Dataset extract.
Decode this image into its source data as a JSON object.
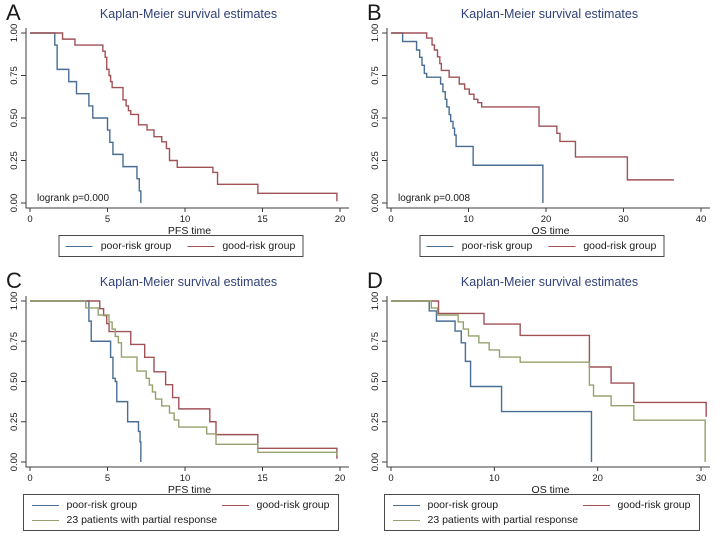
{
  "figure": {
    "title_color": "#31417a",
    "background": "#ffffff",
    "accent_colors": {
      "poor_risk": "#4a6e93",
      "good_risk": "#a05257",
      "partial_response": "#95a26e"
    }
  },
  "chart_data": [
    {
      "type": "line",
      "panel_label": "A",
      "title": "Kaplan-Meier survival estimates",
      "xlabel": "PFS time",
      "ylabel": "",
      "xlim": [
        0,
        20
      ],
      "ylim": [
        0,
        1
      ],
      "xticks": [
        0,
        5,
        10,
        15,
        20
      ],
      "yticks": [
        0,
        0.25,
        0.5,
        0.75,
        1
      ],
      "ytick_labels": [
        "0.00",
        "0.25",
        "0.50",
        "0.75",
        "1.00"
      ],
      "annotation": "logrank p=0.000",
      "grid": false,
      "legend_position": "bottom",
      "series": [
        {
          "name": "poor-risk group",
          "color": "#4a6e93",
          "start": 1.0,
          "end": 7.15,
          "events": [
            [
              1.6,
              0.929
            ],
            [
              1.75,
              0.786
            ],
            [
              2.5,
              0.714
            ],
            [
              3.0,
              0.643
            ],
            [
              3.8,
              0.571
            ],
            [
              4.05,
              0.5
            ],
            [
              5.0,
              0.429
            ],
            [
              5.15,
              0.357
            ],
            [
              5.35,
              0.286
            ],
            [
              6.0,
              0.214
            ],
            [
              6.9,
              0.143
            ],
            [
              7.05,
              0.071
            ],
            [
              7.15,
              0
            ]
          ]
        },
        {
          "name": "good-risk group",
          "color": "#a05257",
          "start": 1.0,
          "end": 19.8,
          "events": [
            [
              2.1,
              0.964
            ],
            [
              2.9,
              0.929
            ],
            [
              4.7,
              0.893
            ],
            [
              4.85,
              0.857
            ],
            [
              4.95,
              0.786
            ],
            [
              5.1,
              0.75
            ],
            [
              5.2,
              0.714
            ],
            [
              5.3,
              0.679
            ],
            [
              6.0,
              0.607
            ],
            [
              6.2,
              0.571
            ],
            [
              6.35,
              0.543
            ],
            [
              6.5,
              0.521
            ],
            [
              7.0,
              0.46
            ],
            [
              7.55,
              0.43
            ],
            [
              8.0,
              0.39
            ],
            [
              8.5,
              0.36
            ],
            [
              8.8,
              0.32
            ],
            [
              9.0,
              0.25
            ],
            [
              9.5,
              0.21
            ],
            [
              11.8,
              0.18
            ],
            [
              12.1,
              0.11
            ],
            [
              14.7,
              0.057
            ],
            [
              19.8,
              0.01
            ]
          ]
        }
      ]
    },
    {
      "type": "line",
      "panel_label": "B",
      "title": "Kaplan-Meier survival estimates",
      "xlabel": "OS time",
      "ylabel": "",
      "xlim": [
        0,
        40
      ],
      "ylim": [
        0,
        1
      ],
      "xticks": [
        0,
        10,
        20,
        30,
        40
      ],
      "yticks": [
        0,
        0.25,
        0.5,
        0.75,
        1
      ],
      "ytick_labels": [
        "0.00",
        "0.25",
        "0.50",
        "0.75",
        "1.00"
      ],
      "annotation": "logrank p=0.008",
      "grid": false,
      "legend_position": "bottom",
      "series": [
        {
          "name": "poor-risk group",
          "color": "#4a6e93",
          "start": 1.0,
          "end": 19.6,
          "events": [
            [
              1.5,
              0.95
            ],
            [
              3.3,
              0.9
            ],
            [
              3.7,
              0.857
            ],
            [
              4.0,
              0.81
            ],
            [
              4.3,
              0.762
            ],
            [
              4.6,
              0.74
            ],
            [
              6.4,
              0.7
            ],
            [
              6.7,
              0.655
            ],
            [
              7.0,
              0.61
            ],
            [
              7.2,
              0.565
            ],
            [
              7.5,
              0.52
            ],
            [
              7.7,
              0.48
            ],
            [
              8.0,
              0.44
            ],
            [
              8.2,
              0.4
            ],
            [
              8.4,
              0.333
            ],
            [
              10.6,
              0.222
            ],
            [
              19.6,
              0
            ]
          ]
        },
        {
          "name": "good-risk group",
          "color": "#a05257",
          "start": 1.0,
          "end": 36.5,
          "events": [
            [
              4.6,
              0.97
            ],
            [
              5.3,
              0.93
            ],
            [
              5.6,
              0.9
            ],
            [
              6.0,
              0.86
            ],
            [
              6.3,
              0.82
            ],
            [
              6.5,
              0.78
            ],
            [
              7.5,
              0.74
            ],
            [
              8.8,
              0.7
            ],
            [
              9.5,
              0.67
            ],
            [
              10.1,
              0.64
            ],
            [
              10.7,
              0.61
            ],
            [
              11.2,
              0.59
            ],
            [
              11.7,
              0.565
            ],
            [
              19.1,
              0.452
            ],
            [
              21.4,
              0.41
            ],
            [
              21.8,
              0.362
            ],
            [
              23.8,
              0.271
            ],
            [
              30.5,
              0.136
            ]
          ]
        }
      ]
    },
    {
      "type": "line",
      "panel_label": "C",
      "title": "Kaplan-Meier survival estimates",
      "xlabel": "PFS time",
      "ylabel": "",
      "xlim": [
        0,
        20
      ],
      "ylim": [
        0,
        1
      ],
      "xticks": [
        0,
        5,
        10,
        15,
        20
      ],
      "yticks": [
        0,
        0.25,
        0.5,
        0.75,
        1
      ],
      "ytick_labels": [
        "0.00",
        "0.25",
        "0.50",
        "0.75",
        "1.00"
      ],
      "annotation": "",
      "grid": false,
      "legend_position": "bottom",
      "series": [
        {
          "name": "poor-risk group",
          "color": "#4a6e93",
          "start": 1.0,
          "end": 7.15,
          "events": [
            [
              3.8,
              0.875
            ],
            [
              3.95,
              0.75
            ],
            [
              5.2,
              0.65
            ],
            [
              5.35,
              0.52
            ],
            [
              5.5,
              0.5
            ],
            [
              5.6,
              0.375
            ],
            [
              6.3,
              0.25
            ],
            [
              7.0,
              0.19
            ],
            [
              7.1,
              0.125
            ],
            [
              7.15,
              0
            ]
          ]
        },
        {
          "name": "good-risk group",
          "color": "#a05257",
          "start": 1.0,
          "end": 19.8,
          "events": [
            [
              4.5,
              0.952
            ],
            [
              4.75,
              0.91
            ],
            [
              4.95,
              0.86
            ],
            [
              5.1,
              0.81
            ],
            [
              6.5,
              0.73
            ],
            [
              7.4,
              0.65
            ],
            [
              8.0,
              0.56
            ],
            [
              8.75,
              0.48
            ],
            [
              9.2,
              0.4
            ],
            [
              9.6,
              0.33
            ],
            [
              11.6,
              0.25
            ],
            [
              12.0,
              0.17
            ],
            [
              14.7,
              0.085
            ],
            [
              19.8,
              0.02
            ]
          ]
        },
        {
          "name": "23 patients with partial response",
          "color": "#95a26e",
          "start": 1.0,
          "end": 19.8,
          "events": [
            [
              3.6,
              0.957
            ],
            [
              4.4,
              0.913
            ],
            [
              5.1,
              0.87
            ],
            [
              5.3,
              0.826
            ],
            [
              5.5,
              0.78
            ],
            [
              5.7,
              0.74
            ],
            [
              5.9,
              0.652
            ],
            [
              6.9,
              0.565
            ],
            [
              7.5,
              0.52
            ],
            [
              7.7,
              0.478
            ],
            [
              7.9,
              0.435
            ],
            [
              8.1,
              0.391
            ],
            [
              8.5,
              0.348
            ],
            [
              9.0,
              0.304
            ],
            [
              9.3,
              0.261
            ],
            [
              9.6,
              0.217
            ],
            [
              11.4,
              0.174
            ],
            [
              12.0,
              0.11
            ],
            [
              14.7,
              0.06
            ],
            [
              19.8,
              0.04
            ]
          ]
        }
      ]
    },
    {
      "type": "line",
      "panel_label": "D",
      "title": "Kaplan-Meier survival estimates",
      "xlabel": "OS time",
      "ylabel": "",
      "xlim": [
        0,
        30
      ],
      "ylim": [
        0,
        1
      ],
      "xticks": [
        0,
        10,
        20,
        30
      ],
      "yticks": [
        0,
        0.25,
        0.5,
        0.75,
        1
      ],
      "ytick_labels": [
        "0.00",
        "0.25",
        "0.50",
        "0.75",
        "1.00"
      ],
      "annotation": "",
      "grid": false,
      "legend_position": "bottom",
      "series": [
        {
          "name": "poor-risk group",
          "color": "#4a6e93",
          "start": 1.0,
          "end": 19.4,
          "events": [
            [
              3.7,
              0.938
            ],
            [
              4.4,
              0.875
            ],
            [
              6.2,
              0.813
            ],
            [
              6.8,
              0.74
            ],
            [
              7.2,
              0.625
            ],
            [
              7.7,
              0.469
            ],
            [
              10.7,
              0.313
            ],
            [
              19.4,
              0
            ]
          ]
        },
        {
          "name": "good-risk group",
          "color": "#a05257",
          "start": 1.0,
          "end": 30.5,
          "events": [
            [
              4.6,
              0.923
            ],
            [
              9.0,
              0.857
            ],
            [
              12.5,
              0.786
            ],
            [
              19.2,
              0.59
            ],
            [
              21.3,
              0.49
            ],
            [
              23.5,
              0.37
            ],
            [
              30.5,
              0.28
            ]
          ]
        },
        {
          "name": "23 patients with partial response",
          "color": "#95a26e",
          "start": 1.0,
          "end": 30.4,
          "events": [
            [
              3.9,
              0.957
            ],
            [
              4.5,
              0.913
            ],
            [
              6.5,
              0.87
            ],
            [
              7.0,
              0.826
            ],
            [
              7.5,
              0.783
            ],
            [
              8.5,
              0.74
            ],
            [
              9.5,
              0.696
            ],
            [
              10.5,
              0.652
            ],
            [
              12.5,
              0.62
            ],
            [
              19.2,
              0.478
            ],
            [
              19.6,
              0.41
            ],
            [
              21.3,
              0.35
            ],
            [
              23.5,
              0.26
            ],
            [
              30.4,
              0
            ]
          ]
        }
      ]
    }
  ]
}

The problem. For this listing, copy out every line that includes the word "annotation".

Answer box.
      "annotation": "logrank p=0.000",
      "annotation": "logrank p=0.008",
      "annotation": "",
      "annotation": "",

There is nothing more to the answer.